#### Prompt:
Each line that holds the word "placeholder" counts once; give the total number of such lines and nothing else.

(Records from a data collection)
========
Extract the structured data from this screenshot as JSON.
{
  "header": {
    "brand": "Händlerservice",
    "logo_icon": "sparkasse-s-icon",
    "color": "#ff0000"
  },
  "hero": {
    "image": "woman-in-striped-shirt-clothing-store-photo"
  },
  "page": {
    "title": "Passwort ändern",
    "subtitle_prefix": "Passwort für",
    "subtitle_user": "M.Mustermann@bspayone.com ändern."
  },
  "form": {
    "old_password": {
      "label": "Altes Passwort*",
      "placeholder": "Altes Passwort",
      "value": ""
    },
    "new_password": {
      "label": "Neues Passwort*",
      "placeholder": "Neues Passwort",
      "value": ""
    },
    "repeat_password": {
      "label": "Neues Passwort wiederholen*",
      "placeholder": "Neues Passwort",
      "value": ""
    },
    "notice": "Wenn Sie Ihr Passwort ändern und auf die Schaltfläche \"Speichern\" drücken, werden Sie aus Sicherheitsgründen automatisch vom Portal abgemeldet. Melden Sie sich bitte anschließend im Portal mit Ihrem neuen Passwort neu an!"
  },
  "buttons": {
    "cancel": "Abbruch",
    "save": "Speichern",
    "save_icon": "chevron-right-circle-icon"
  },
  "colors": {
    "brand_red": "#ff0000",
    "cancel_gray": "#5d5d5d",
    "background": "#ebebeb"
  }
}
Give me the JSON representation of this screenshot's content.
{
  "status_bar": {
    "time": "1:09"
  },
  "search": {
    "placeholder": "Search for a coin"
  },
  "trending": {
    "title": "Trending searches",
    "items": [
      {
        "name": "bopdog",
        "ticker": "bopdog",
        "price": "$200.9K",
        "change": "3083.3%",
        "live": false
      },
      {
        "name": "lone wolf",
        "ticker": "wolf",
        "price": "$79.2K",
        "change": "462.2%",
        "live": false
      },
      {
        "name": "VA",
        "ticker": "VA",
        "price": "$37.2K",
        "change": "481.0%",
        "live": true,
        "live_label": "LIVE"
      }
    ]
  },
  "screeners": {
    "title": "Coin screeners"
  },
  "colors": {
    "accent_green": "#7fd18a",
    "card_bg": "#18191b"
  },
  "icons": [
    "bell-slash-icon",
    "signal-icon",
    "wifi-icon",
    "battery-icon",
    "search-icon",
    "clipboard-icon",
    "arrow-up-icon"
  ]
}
========
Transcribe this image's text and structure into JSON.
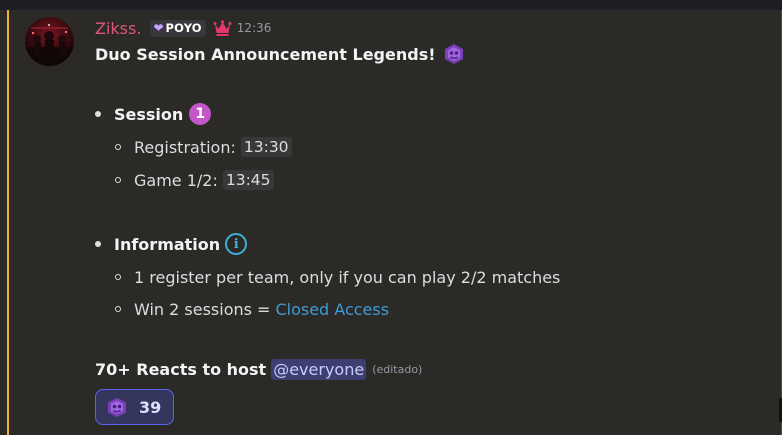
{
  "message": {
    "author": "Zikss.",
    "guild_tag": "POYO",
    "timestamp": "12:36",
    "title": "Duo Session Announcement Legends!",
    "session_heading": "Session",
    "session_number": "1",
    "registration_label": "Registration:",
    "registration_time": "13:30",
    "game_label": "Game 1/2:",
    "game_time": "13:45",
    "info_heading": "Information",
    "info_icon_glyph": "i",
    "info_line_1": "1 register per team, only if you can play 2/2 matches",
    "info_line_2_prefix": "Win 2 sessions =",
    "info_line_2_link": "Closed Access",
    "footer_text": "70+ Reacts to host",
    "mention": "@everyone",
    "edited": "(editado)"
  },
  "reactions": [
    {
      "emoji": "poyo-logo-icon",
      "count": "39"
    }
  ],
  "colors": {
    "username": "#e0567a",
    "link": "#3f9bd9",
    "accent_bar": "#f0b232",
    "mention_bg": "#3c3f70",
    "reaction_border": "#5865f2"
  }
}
========
#### Exercise response:
4